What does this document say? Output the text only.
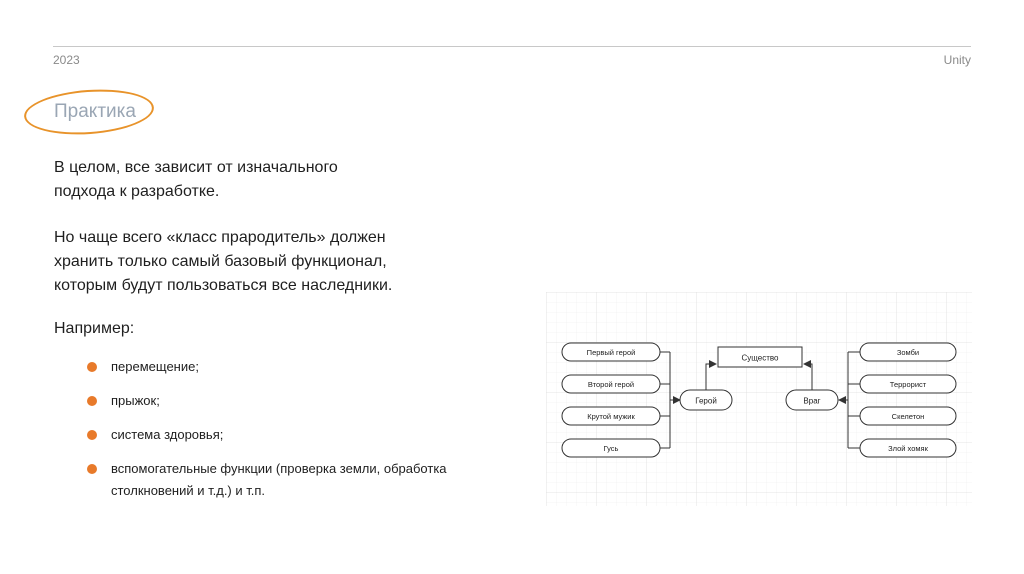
2023	Unity
Практика
В целом, все зависит от изначального
подхода к разработке.
Но чаще всего «класс прародитель» должен
хранить только самый базовый функционал,
которым будут пользоваться все наследники.
Например:
перемещение;
прыжок;
система здоровья;
вспомогательные функции (проверка земли, обработка столкновений и т.д.) и т.п.
Существо
Герой	Враг
Первый герой
Второй герой
Крутой мужик
Гусь
Зомби
Террорист
Скелетон
Злой хомяк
+++
Set problem
Write the material out again exactly as it appears, dropping the pictures.

Solution
What does this document say? Output the text only.
2023	Unity
Практика
В целом, все зависит от изначального
подхода к разработке.
Но чаще всего «класс прародитель» должен
хранить только самый базовый функционал,
которым будут пользоваться все наследники.
Например:
перемещение;
прыжок;
система здоровья;
вспомогательные функции (проверка земли, обработка столкновений и т.д.) и т.п.
Существо
Герой	Враг
Первый герой
Второй герой
Крутой мужик
Гусь
Зомби
Террорист
Скелетон
Злой хомяк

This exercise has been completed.